Aim:
State how many lines include "Find", giving the number by itself.

Input data:

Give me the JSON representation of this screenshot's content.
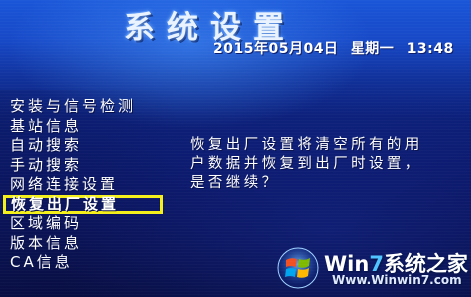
{
  "screen": {
    "title": "系统设置",
    "date": "2015年05月04日",
    "weekday": "星期一",
    "time": "13:48"
  },
  "menu": {
    "items": [
      {
        "label": "安装与信号检测"
      },
      {
        "label": "基站信息"
      },
      {
        "label": "自动搜索"
      },
      {
        "label": "手动搜索"
      },
      {
        "label": "网络连接设置"
      },
      {
        "label": "恢复出厂设置"
      },
      {
        "label": "区域编码"
      },
      {
        "label": "版本信息"
      },
      {
        "label": "CA信息"
      }
    ],
    "selected_index": 5
  },
  "message": {
    "lines": [
      "恢复出厂设置将清空所有的用",
      "户数据并恢复到出厂时设置，",
      "是否继续？"
    ]
  },
  "watermark": {
    "brand_prefix": "Win",
    "brand_digit": "7",
    "brand_suffix": "系统之家",
    "url": "Www.Winwin7.com"
  },
  "colors": {
    "background_top": "#1a56d8",
    "background_bottom": "#080d3f",
    "highlight_border": "#f4ef1a",
    "text": "#ffffff"
  }
}
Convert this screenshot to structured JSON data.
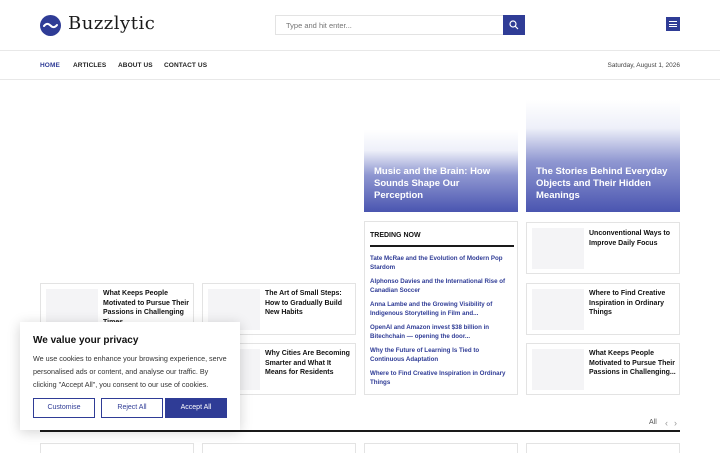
{
  "header": {
    "logo_text": "Buzzlytic",
    "search_placeholder": "Type and hit enter..."
  },
  "nav": {
    "items": [
      "HOME",
      "ARTICLES",
      "ABOUT US",
      "CONTACT US"
    ],
    "date": "Saturday, August 1, 2026"
  },
  "hero": [
    {
      "title": "Music and the Brain: How Sounds Shape Our Perception"
    },
    {
      "title": "The Stories Behind Everyday Objects and Their Hidden Meanings"
    }
  ],
  "trending": {
    "heading": "TREDING NOW",
    "items": [
      "Tate McRae and the Evolution of Modern Pop Stardom",
      "Alphonso Davies and the International Rise of Canadian Soccer",
      "Anna Lambe and the Growing Visibility of Indigenous Storytelling in Film and...",
      "OpenAI and Amazon invest $38 billion in Bitechchain — opening the door...",
      "Why the Future of Learning Is Tied to Continuous Adaptation",
      "Where to Find Creative Inspiration in Ordinary Things"
    ]
  },
  "cards": {
    "left_col": [
      "What Keeps People Motivated to Pursue Their Passions in Challenging Times"
    ],
    "mid_col": [
      "The Art of Small Steps: How to Gradually Build New Habits",
      "Why Cities Are Becoming Smarter and What It Means for Residents"
    ],
    "right_col": [
      "Unconventional Ways to Improve Daily Focus",
      "Where to Find Creative Inspiration in Ordinary Things",
      "What Keeps People Motivated to Pursue Their Passions in Challenging..."
    ]
  },
  "cookie": {
    "title": "We value your privacy",
    "text": "We use cookies to enhance your browsing experience, serve personalised ads or content, and analyse our traffic. By clicking \"Accept All\", you consent to our use of cookies.",
    "customise": "Customise",
    "reject": "Reject All",
    "accept": "Accept All"
  },
  "section": {
    "all_label": "All"
  },
  "colors": {
    "brand": "#2f3c96"
  }
}
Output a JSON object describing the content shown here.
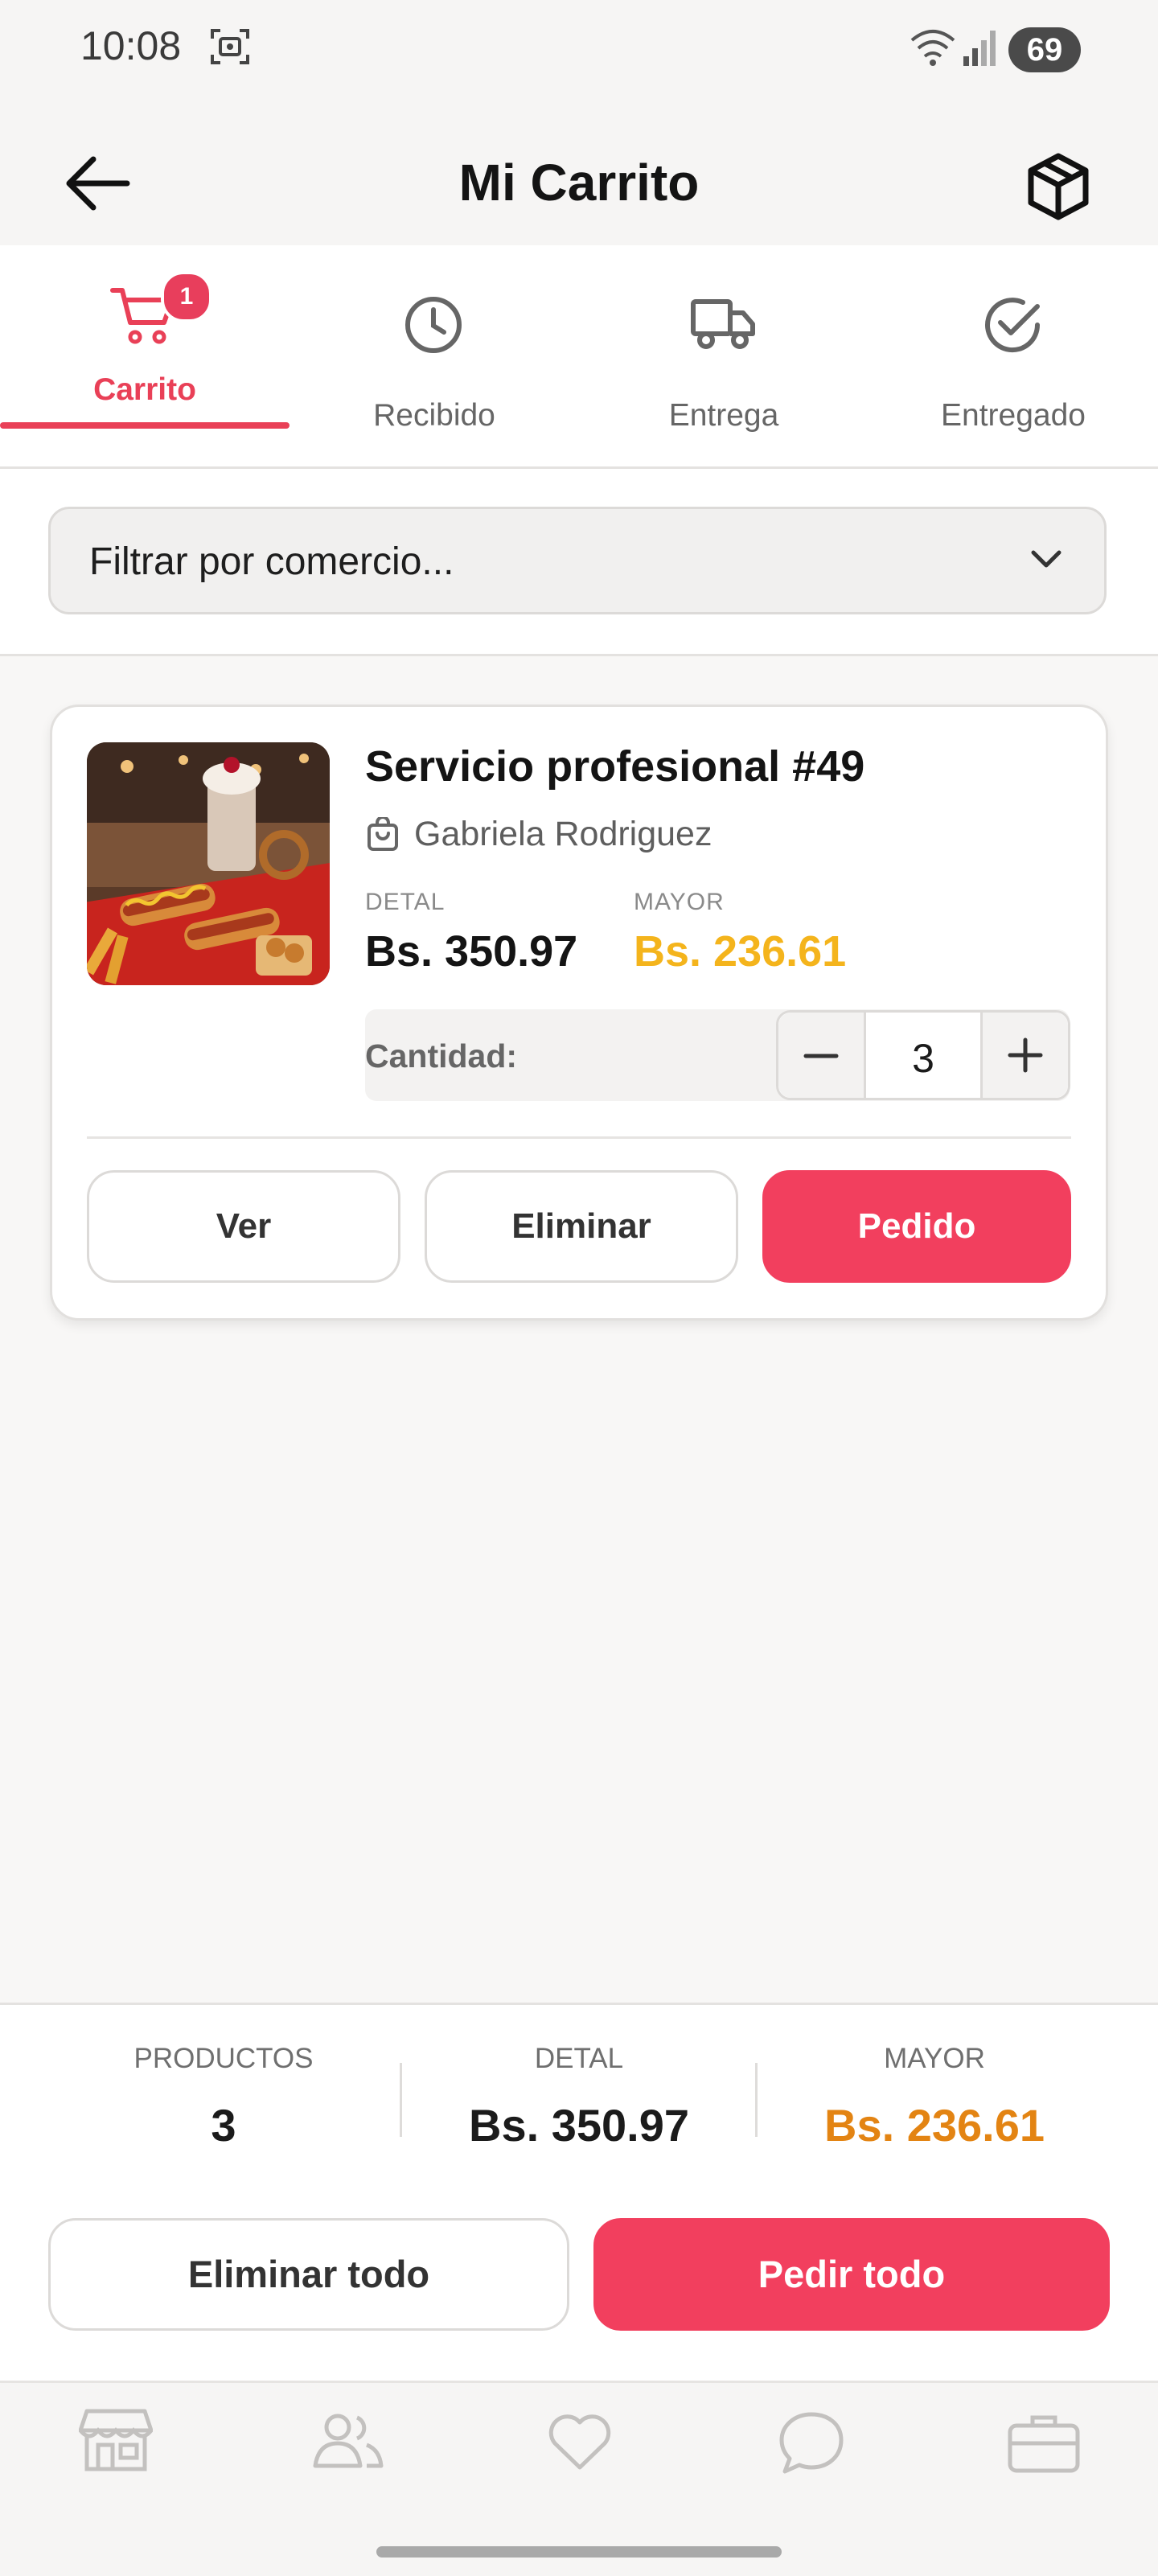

Worked answer:
2